SOURCE MATERIAL>

___

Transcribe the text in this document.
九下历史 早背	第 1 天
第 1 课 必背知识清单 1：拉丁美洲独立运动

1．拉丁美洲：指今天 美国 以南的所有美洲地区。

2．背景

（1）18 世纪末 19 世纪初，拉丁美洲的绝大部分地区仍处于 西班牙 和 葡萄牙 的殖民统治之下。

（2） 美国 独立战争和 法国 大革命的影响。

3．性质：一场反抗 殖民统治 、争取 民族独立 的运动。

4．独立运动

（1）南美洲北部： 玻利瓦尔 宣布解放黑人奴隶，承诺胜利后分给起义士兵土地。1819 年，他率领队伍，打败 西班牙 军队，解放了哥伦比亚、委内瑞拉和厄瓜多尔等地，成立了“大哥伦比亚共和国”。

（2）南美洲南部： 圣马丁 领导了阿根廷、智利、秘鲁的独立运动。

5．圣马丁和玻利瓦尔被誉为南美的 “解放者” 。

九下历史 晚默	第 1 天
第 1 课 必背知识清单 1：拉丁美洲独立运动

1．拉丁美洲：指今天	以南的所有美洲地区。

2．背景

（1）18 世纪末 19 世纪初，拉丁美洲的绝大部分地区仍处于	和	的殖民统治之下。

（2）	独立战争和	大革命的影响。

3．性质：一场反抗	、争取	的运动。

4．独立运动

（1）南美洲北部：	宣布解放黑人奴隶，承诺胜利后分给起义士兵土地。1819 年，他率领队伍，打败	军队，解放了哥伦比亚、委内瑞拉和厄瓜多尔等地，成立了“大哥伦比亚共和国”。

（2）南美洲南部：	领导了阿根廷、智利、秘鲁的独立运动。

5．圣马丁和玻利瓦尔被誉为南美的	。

___

Exactly as written above, please repeat the entries.

ANSWER TO THIS PROBLEM>
Transcribe the text in this document.
九下历史 早背	第 1 天
第 1 课 必背知识清单 1：拉丁美洲独立运动

1．拉丁美洲：指今天 美国 以南的所有美洲地区。

2．背景

（1）18 世纪末 19 世纪初，拉丁美洲的绝大部分地区仍处于 西班牙 和 葡萄牙 的殖民统治之下。

（2） 美国 独立战争和 法国 大革命的影响。

3．性质：一场反抗 殖民统治 、争取 民族独立 的运动。

4．独立运动

（1）南美洲北部： 玻利瓦尔 宣布解放黑人奴隶，承诺胜利后分给起义士兵土地。1819 年，他率领队伍，打败 西班牙 军队，解放了哥伦比亚、委内瑞拉和厄瓜多尔等地，成立了“大哥伦比亚共和国”。

（2）南美洲南部： 圣马丁 领导了阿根廷、智利、秘鲁的独立运动。

5．圣马丁和玻利瓦尔被誉为南美的 “解放者” 。

九下历史 晚默	第 1 天
第 1 课 必背知识清单 1：拉丁美洲独立运动

1．拉丁美洲：指今天	以南的所有美洲地区。

2．背景

（1）18 世纪末 19 世纪初，拉丁美洲的绝大部分地区仍处于	和	的殖民统治之下。

（2）	独立战争和	大革命的影响。

3．性质：一场反抗	、争取	的运动。

4．独立运动

（1）南美洲北部：	宣布解放黑人奴隶，承诺胜利后分给起义士兵土地。1819 年，他率领队伍，打败	军队，解放了哥伦比亚、委内瑞拉和厄瓜多尔等地，成立了“大哥伦比亚共和国”。

（2）南美洲南部：	领导了阿根廷、智利、秘鲁的独立运动。

5．圣马丁和玻利瓦尔被誉为南美的	。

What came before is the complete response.